• **The problem**: Select the lines below containing the word "Antall".

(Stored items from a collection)

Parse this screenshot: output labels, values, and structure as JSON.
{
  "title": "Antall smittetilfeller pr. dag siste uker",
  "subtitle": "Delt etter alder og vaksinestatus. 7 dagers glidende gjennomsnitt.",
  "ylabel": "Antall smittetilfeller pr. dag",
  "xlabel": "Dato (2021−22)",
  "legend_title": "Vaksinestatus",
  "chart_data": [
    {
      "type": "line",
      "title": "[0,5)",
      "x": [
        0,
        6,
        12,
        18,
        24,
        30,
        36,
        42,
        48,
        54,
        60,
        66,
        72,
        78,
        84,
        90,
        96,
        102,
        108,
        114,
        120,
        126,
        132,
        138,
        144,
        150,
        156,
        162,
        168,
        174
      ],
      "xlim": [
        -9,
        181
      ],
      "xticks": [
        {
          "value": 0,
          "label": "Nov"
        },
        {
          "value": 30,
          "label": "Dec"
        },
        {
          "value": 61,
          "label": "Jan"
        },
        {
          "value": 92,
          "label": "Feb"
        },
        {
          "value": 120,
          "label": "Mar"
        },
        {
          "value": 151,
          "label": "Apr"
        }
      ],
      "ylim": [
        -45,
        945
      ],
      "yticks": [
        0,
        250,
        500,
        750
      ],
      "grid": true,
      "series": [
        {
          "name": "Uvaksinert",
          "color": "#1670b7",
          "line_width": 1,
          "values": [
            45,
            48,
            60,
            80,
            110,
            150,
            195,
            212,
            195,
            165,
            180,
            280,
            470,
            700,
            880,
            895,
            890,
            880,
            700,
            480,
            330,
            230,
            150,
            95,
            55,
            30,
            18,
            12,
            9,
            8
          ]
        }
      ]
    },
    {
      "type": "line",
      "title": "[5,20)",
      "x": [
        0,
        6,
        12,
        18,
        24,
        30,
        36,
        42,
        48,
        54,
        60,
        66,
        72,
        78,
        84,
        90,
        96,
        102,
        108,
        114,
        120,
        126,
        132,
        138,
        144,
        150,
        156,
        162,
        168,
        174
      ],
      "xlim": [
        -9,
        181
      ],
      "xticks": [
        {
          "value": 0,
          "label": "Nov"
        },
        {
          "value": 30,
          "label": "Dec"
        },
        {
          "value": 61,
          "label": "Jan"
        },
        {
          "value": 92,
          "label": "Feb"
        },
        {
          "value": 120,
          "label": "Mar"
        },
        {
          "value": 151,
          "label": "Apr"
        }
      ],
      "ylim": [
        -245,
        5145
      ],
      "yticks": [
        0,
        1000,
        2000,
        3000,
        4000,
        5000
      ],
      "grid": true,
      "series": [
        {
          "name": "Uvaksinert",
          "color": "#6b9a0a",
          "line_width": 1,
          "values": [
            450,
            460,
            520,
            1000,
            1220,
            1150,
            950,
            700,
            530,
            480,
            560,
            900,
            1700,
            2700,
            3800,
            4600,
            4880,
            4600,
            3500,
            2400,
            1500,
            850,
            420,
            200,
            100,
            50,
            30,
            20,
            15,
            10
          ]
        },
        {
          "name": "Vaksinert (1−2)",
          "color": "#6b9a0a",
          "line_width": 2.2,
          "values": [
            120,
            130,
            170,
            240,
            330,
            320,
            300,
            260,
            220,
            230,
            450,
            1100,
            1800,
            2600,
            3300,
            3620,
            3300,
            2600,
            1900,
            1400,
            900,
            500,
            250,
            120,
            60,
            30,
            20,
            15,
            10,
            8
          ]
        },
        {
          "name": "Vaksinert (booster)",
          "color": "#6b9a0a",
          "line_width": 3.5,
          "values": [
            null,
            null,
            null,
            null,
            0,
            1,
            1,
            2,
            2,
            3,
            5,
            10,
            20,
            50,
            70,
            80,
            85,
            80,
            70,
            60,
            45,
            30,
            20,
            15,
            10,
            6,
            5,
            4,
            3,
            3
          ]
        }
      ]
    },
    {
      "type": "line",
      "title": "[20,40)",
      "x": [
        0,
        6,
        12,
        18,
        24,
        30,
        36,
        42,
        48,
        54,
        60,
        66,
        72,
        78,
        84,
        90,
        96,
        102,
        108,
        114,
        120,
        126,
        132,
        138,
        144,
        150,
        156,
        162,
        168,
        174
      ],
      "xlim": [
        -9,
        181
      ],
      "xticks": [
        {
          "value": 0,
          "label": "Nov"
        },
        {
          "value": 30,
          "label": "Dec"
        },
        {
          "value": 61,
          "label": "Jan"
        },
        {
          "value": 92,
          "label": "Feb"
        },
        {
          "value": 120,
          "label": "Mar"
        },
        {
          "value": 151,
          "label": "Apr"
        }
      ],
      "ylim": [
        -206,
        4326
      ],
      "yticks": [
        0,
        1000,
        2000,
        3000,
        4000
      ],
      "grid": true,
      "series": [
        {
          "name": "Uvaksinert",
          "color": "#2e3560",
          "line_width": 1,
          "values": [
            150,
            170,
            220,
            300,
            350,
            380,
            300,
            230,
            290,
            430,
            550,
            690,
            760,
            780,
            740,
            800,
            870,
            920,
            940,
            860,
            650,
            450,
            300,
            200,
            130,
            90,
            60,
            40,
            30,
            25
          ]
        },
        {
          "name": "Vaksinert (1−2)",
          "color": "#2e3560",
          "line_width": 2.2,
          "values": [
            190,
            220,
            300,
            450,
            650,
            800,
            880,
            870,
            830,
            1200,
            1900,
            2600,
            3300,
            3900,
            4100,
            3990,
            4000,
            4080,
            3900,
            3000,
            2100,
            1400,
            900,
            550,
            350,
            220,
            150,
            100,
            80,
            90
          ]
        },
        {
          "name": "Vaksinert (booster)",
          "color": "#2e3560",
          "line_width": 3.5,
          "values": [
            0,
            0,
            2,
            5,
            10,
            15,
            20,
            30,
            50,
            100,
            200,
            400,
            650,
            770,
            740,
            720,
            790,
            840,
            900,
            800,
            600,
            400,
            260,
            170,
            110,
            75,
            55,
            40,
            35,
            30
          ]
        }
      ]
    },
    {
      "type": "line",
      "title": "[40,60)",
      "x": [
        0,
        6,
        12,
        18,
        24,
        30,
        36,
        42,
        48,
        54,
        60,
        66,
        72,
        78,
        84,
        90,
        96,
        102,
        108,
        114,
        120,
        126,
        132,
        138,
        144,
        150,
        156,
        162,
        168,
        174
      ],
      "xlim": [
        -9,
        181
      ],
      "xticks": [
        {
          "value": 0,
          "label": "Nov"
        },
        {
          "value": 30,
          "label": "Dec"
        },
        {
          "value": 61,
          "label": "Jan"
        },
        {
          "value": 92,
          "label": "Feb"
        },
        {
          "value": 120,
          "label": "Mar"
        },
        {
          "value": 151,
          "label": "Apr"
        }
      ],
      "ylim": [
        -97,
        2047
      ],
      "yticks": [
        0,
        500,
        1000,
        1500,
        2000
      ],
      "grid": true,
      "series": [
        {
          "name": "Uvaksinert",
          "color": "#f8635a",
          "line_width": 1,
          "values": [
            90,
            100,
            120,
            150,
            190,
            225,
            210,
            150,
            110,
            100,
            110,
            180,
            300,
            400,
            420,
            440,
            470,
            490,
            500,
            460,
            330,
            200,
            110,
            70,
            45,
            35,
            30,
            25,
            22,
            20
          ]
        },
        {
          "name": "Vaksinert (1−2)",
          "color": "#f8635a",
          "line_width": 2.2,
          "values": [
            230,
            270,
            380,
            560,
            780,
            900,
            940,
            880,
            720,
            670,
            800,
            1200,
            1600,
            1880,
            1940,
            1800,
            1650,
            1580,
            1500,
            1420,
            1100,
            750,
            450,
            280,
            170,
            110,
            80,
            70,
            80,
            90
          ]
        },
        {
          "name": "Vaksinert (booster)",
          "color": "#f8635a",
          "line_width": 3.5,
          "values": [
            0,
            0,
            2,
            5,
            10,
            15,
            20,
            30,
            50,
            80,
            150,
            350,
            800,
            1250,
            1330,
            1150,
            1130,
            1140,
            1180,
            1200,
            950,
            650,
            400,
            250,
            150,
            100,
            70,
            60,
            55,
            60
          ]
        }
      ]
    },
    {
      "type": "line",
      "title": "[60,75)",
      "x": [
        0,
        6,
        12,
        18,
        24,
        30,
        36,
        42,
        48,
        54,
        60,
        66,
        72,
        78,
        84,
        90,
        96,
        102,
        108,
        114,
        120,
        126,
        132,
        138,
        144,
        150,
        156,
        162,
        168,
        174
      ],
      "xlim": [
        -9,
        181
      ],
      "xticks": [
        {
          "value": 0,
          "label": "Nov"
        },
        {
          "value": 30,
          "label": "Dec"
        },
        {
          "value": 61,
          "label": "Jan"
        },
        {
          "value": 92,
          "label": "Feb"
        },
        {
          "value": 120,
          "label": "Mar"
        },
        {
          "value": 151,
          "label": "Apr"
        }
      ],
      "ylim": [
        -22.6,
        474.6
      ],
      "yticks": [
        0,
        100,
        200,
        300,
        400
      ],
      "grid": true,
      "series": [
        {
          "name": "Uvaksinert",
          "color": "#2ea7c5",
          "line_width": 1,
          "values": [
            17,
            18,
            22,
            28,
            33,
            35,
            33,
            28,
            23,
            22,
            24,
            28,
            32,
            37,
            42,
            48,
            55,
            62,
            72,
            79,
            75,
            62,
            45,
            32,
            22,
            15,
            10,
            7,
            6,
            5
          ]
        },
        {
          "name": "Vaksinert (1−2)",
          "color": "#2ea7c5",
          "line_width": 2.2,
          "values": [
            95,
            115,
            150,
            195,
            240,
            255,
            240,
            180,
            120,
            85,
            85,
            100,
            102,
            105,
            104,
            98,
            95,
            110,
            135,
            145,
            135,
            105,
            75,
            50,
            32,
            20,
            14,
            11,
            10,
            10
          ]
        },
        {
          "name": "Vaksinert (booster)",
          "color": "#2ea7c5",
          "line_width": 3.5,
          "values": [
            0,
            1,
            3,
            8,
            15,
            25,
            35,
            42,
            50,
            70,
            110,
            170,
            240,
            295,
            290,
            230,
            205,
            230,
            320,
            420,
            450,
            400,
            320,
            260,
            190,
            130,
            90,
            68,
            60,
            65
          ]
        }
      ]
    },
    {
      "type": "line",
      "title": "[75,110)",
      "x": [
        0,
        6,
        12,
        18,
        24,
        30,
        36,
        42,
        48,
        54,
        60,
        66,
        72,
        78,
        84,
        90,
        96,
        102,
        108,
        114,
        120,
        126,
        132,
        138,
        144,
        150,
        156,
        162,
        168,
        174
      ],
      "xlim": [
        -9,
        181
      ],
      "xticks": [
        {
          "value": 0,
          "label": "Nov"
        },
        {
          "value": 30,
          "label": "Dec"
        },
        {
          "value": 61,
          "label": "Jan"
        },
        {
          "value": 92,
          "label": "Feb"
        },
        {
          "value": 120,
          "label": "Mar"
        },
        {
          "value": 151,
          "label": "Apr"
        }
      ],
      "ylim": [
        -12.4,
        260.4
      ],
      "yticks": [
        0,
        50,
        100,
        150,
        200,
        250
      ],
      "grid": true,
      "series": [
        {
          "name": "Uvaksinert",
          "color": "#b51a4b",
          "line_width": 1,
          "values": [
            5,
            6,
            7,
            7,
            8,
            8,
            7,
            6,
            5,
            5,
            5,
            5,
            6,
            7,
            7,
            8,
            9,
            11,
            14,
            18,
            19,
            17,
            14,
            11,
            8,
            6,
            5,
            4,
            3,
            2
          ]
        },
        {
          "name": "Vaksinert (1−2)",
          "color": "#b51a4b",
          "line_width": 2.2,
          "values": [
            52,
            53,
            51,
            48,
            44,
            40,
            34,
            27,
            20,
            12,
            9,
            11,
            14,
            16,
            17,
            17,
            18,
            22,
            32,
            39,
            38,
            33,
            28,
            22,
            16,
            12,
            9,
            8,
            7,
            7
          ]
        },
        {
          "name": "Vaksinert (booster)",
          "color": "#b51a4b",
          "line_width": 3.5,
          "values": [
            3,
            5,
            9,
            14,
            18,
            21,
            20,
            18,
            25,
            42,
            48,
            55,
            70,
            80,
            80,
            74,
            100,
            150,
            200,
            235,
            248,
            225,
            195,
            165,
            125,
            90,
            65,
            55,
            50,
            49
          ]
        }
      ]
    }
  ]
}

• **Response for this exercise**:
  "title": "Antall smittetilfeller pr. dag siste uker",
  "ylabel": "Antall smittetilfeller pr. dag",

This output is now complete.